(Records from a dataset)
════

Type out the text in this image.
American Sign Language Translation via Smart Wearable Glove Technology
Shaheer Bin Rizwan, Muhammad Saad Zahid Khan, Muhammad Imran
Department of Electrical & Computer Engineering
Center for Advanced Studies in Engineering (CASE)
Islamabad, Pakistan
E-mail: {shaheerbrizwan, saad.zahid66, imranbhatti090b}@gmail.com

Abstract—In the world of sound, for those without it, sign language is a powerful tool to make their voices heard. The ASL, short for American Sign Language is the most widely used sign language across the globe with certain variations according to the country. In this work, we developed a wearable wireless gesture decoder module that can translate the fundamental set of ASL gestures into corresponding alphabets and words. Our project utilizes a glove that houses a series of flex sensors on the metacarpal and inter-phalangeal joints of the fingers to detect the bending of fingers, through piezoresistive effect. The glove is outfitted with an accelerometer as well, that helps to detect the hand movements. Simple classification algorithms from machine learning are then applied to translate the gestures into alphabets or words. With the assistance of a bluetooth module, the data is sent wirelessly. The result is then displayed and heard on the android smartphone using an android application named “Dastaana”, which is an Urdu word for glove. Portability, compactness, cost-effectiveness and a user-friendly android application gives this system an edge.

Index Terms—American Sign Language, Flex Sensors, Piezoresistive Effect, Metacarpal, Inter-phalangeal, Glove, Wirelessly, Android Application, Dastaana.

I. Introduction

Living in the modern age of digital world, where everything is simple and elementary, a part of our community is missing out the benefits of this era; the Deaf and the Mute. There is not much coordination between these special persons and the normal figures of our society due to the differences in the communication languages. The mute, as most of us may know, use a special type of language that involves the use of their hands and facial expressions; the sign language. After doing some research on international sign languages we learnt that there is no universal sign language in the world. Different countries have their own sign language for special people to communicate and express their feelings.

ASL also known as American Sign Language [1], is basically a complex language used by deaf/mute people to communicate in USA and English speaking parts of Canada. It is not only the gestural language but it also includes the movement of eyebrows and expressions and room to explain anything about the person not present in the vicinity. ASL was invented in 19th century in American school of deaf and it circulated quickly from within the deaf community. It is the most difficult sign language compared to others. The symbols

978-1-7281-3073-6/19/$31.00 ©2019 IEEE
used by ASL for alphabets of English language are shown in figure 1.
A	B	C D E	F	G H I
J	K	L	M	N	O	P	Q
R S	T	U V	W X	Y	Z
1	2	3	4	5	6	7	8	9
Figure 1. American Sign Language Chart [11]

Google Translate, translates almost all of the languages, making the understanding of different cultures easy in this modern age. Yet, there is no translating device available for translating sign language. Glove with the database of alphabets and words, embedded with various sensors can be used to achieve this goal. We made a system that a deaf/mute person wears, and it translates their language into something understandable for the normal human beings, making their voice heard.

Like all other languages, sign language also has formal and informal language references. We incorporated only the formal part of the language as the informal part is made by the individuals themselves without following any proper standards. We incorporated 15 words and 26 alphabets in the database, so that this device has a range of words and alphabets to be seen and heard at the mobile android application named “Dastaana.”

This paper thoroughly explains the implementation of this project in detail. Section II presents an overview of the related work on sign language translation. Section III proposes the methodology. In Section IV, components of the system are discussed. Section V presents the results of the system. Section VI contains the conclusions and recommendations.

════

Scan the records above for the string "Engineering", then select every line that holds it.

• [TASK RESULT]
Department of Electrical & Computer Engineering
Center for Advanced Studies in Engineering (CASE)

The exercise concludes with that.